▶ Record excerpts
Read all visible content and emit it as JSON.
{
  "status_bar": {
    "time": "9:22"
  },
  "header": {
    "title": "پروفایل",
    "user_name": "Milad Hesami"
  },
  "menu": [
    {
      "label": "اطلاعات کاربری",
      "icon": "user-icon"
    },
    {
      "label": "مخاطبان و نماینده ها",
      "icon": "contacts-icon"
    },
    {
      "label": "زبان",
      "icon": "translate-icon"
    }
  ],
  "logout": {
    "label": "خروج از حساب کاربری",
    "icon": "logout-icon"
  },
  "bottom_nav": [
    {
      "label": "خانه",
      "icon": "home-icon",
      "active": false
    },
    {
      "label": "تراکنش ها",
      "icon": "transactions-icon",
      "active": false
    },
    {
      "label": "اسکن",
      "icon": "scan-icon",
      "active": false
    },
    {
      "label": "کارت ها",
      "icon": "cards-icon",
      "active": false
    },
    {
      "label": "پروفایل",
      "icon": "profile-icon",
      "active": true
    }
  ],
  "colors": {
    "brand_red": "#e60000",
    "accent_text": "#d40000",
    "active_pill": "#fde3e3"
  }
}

▶ Given request
Please restate the records in full, word for word.

▶ Finished task
Read all visible content and emit it as JSON.
{
  "status_bar": {
    "time": "9:22"
  },
  "header": {
    "title": "پروفایل",
    "user_name": "Milad Hesami"
  },
  "menu": [
    {
      "label": "اطلاعات کاربری",
      "icon": "user-icon"
    },
    {
      "label": "مخاطبان و نماینده ها",
      "icon": "contacts-icon"
    },
    {
      "label": "زبان",
      "icon": "translate-icon"
    }
  ],
  "logout": {
    "label": "خروج از حساب کاربری",
    "icon": "logout-icon"
  },
  "bottom_nav": [
    {
      "label": "خانه",
      "icon": "home-icon",
      "active": false
    },
    {
      "label": "تراکنش ها",
      "icon": "transactions-icon",
      "active": false
    },
    {
      "label": "اسکن",
      "icon": "scan-icon",
      "active": false
    },
    {
      "label": "کارت ها",
      "icon": "cards-icon",
      "active": false
    },
    {
      "label": "پروفایل",
      "icon": "profile-icon",
      "active": true
    }
  ],
  "colors": {
    "brand_red": "#e60000",
    "accent_text": "#d40000",
    "active_pill": "#fde3e3"
  }
}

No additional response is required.